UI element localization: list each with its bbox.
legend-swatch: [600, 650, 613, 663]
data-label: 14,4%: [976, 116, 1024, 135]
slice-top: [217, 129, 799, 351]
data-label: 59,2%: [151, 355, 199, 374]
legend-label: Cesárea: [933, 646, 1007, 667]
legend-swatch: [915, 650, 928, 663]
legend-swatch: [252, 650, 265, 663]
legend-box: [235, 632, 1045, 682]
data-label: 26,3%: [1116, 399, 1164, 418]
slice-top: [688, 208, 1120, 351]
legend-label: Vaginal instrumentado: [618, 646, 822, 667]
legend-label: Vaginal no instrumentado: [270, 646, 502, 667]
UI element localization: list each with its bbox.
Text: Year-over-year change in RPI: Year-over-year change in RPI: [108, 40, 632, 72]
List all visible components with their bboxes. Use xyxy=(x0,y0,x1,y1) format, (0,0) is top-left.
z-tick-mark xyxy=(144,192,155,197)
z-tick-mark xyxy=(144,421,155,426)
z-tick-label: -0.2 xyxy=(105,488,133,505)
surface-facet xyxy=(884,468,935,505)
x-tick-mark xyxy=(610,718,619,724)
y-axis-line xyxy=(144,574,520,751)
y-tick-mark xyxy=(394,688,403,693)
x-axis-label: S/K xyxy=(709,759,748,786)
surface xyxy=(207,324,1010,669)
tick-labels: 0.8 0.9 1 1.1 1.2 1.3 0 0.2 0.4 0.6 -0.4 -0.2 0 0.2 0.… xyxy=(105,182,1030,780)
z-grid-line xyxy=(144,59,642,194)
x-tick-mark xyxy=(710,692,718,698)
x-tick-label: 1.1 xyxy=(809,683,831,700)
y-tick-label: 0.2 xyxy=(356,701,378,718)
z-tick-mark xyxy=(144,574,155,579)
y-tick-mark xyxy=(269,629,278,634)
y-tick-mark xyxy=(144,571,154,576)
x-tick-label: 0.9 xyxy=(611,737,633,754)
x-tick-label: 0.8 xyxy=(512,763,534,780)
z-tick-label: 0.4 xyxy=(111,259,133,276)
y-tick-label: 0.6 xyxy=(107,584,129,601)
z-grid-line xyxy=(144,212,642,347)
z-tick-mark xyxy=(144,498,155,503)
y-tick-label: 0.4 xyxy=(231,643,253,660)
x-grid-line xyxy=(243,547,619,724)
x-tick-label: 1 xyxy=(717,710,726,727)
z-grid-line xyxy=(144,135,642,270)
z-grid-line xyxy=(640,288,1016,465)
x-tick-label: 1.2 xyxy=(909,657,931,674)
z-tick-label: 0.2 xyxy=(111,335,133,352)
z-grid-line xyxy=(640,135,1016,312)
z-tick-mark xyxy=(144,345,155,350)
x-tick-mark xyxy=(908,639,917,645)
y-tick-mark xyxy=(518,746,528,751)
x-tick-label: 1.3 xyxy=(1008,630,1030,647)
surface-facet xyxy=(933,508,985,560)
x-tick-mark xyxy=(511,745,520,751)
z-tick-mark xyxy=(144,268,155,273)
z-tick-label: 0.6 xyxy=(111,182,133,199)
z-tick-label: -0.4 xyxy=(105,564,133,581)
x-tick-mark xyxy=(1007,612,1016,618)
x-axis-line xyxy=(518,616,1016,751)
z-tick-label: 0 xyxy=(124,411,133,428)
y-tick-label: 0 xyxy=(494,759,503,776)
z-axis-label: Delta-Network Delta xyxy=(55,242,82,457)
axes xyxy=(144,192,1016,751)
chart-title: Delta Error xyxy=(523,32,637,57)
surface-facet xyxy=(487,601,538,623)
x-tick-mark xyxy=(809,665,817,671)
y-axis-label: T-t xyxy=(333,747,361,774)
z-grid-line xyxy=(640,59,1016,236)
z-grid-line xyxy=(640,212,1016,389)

## What you are asked to do
Can you give all the material above again with every "legend-swatch" changed to "legend-marker" and nothing else altered?

## Solution to this exercise
UI element localization: list each with its bbox.
legend-marker: [600, 650, 613, 663]
data-label: 14,4%: [976, 116, 1024, 135]
slice-top: [217, 129, 799, 351]
data-label: 59,2%: [151, 355, 199, 374]
legend-label: Cesárea: [933, 646, 1007, 667]
legend-marker: [915, 650, 928, 663]
legend-marker: [252, 650, 265, 663]
legend-box: [235, 632, 1045, 682]
data-label: 26,3%: [1116, 399, 1164, 418]
slice-top: [688, 208, 1120, 351]
legend-label: Vaginal instrumentado: [618, 646, 822, 667]
legend-label: Vaginal no instrumentado: [270, 646, 502, 667]
UI element localization: list each with its bbox.
Text: Year-over-year change in RPI: Year-over-year change in RPI: [108, 40, 632, 72]
List all visible components with their bboxes. Use xyxy=(x0,y0,x1,y1) format, (0,0) is top-left.
z-tick-mark xyxy=(144,192,155,197)
z-tick-mark xyxy=(144,421,155,426)
z-tick-label: -0.2 xyxy=(105,488,133,505)
surface-facet xyxy=(884,468,935,505)
x-tick-mark xyxy=(610,718,619,724)
y-axis-line xyxy=(144,574,520,751)
y-tick-mark xyxy=(394,688,403,693)
x-axis-label: S/K xyxy=(709,759,748,786)
surface xyxy=(207,324,1010,669)
tick-labels: 0.8 0.9 1 1.1 1.2 1.3 0 0.2 0.4 0.6 -0.4 -0.2 0 0.2 0.… xyxy=(105,182,1030,780)
z-grid-line xyxy=(144,59,642,194)
x-tick-mark xyxy=(710,692,718,698)
x-tick-label: 1.1 xyxy=(809,683,831,700)
y-tick-label: 0.2 xyxy=(356,701,378,718)
z-tick-mark xyxy=(144,574,155,579)
y-tick-mark xyxy=(269,629,278,634)
y-tick-mark xyxy=(144,571,154,576)
x-tick-label: 0.9 xyxy=(611,737,633,754)
x-tick-label: 0.8 xyxy=(512,763,534,780)
z-tick-label: 0.4 xyxy=(111,259,133,276)
y-tick-label: 0.6 xyxy=(107,584,129,601)
z-grid-line xyxy=(144,212,642,347)
z-tick-mark xyxy=(144,498,155,503)
y-tick-label: 0.4 xyxy=(231,643,253,660)
x-grid-line xyxy=(243,547,619,724)
x-tick-label: 1 xyxy=(717,710,726,727)
z-grid-line xyxy=(144,135,642,270)
z-grid-line xyxy=(640,288,1016,465)
x-tick-label: 1.2 xyxy=(909,657,931,674)
z-tick-label: 0.2 xyxy=(111,335,133,352)
z-grid-line xyxy=(640,135,1016,312)
z-tick-mark xyxy=(144,345,155,350)
x-tick-mark xyxy=(908,639,917,645)
y-tick-mark xyxy=(518,746,528,751)
x-tick-label: 1.3 xyxy=(1008,630,1030,647)
surface-facet xyxy=(933,508,985,560)
x-tick-mark xyxy=(511,745,520,751)
z-tick-mark xyxy=(144,268,155,273)
z-tick-label: 0.6 xyxy=(111,182,133,199)
z-tick-label: -0.4 xyxy=(105,564,133,581)
x-tick-mark xyxy=(1007,612,1016,618)
x-axis-line xyxy=(518,616,1016,751)
z-tick-label: 0 xyxy=(124,411,133,428)
y-tick-label: 0 xyxy=(494,759,503,776)
z-axis-label: Delta-Network Delta xyxy=(55,242,82,457)
axes xyxy=(144,192,1016,751)
chart-title: Delta Error xyxy=(523,32,637,57)
surface-facet xyxy=(487,601,538,623)
x-tick-mark xyxy=(809,665,817,671)
y-axis-label: T-t xyxy=(333,747,361,774)
z-grid-line xyxy=(640,59,1016,236)
z-grid-line xyxy=(640,212,1016,389)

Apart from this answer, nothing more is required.